In the entries, find all lines that hold the word "classes" and copy them.

■ Listing:
++++++++

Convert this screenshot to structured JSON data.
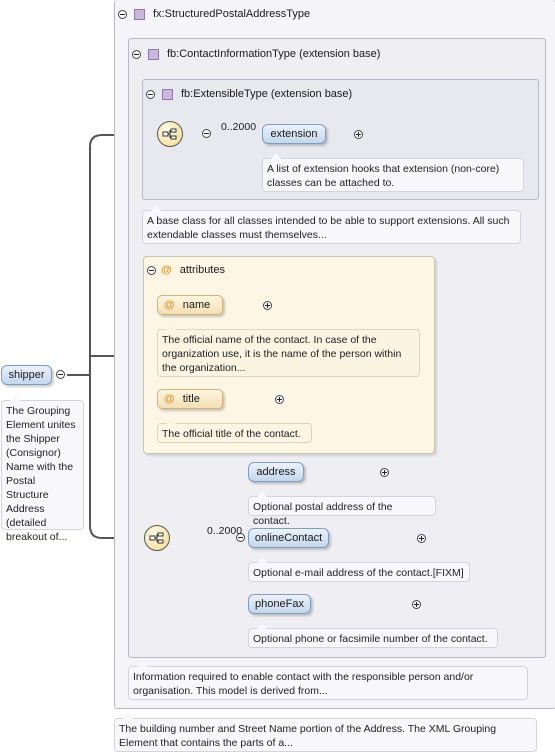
{
  "root": {
    "label": "shipper",
    "doc": "The Grouping Element unites the Shipper (Consignor) Name with the Postal Structure Address (detailed breakout of..."
  },
  "types": {
    "postal": "fx:StructuredPostalAddressType",
    "contact": "fb:ContactInformationType (extension base)",
    "extensible": "fb:ExtensibleType (extension base)"
  },
  "extensible_group": {
    "occurrence": "0..2000",
    "element": "extension",
    "element_doc": "A list of extension hooks that extension (non-core) classes can be attached to.",
    "type_doc": "A base class for all classes intended to be able to support extensions. All such extendable classes must themselves..."
  },
  "attributes": {
    "header": "attributes",
    "items": [
      {
        "name": "name",
        "doc": "The official name of the contact. In case of the organization use, it is the name of the person within the organization..."
      },
      {
        "name": "title",
        "doc": "The official title of the contact."
      }
    ]
  },
  "contact_group": {
    "occurrence": "0..2000",
    "elements": [
      {
        "name": "address",
        "doc": "Optional postal address of the contact."
      },
      {
        "name": "onlineContact",
        "doc": "Optional e-mail address of the contact.[FIXM]"
      },
      {
        "name": "phoneFax",
        "doc": "Optional phone or facsimile number of the contact."
      }
    ],
    "type_doc": "Information required to enable contact with the responsible person and/or organisation. This model is derived from..."
  },
  "postal_doc": "The building number and Street Name portion of the Address. The XML Grouping Element that contains the parts of a...",
  "icons": {
    "collapse": "minus-circle-icon",
    "expand": "plus-circle-icon",
    "complex_type": "complex-type-icon",
    "sequence": "sequence-compositor-icon",
    "attribute": "attribute-at-icon"
  },
  "colors": {
    "element_fill": "#c5d7ec",
    "attribute_fill": "#fdf6e4",
    "compositor_fill": "#f1d98a",
    "type_icon": "#c8b8dc"
  }
}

++++++++

■ Final result:
    "element_doc": "A list of extension hooks that extension (non-core) classes can be attached to.",
    "type_doc": "A base class for all classes intended to be able to support extensions. All such extendable classes must themselves..."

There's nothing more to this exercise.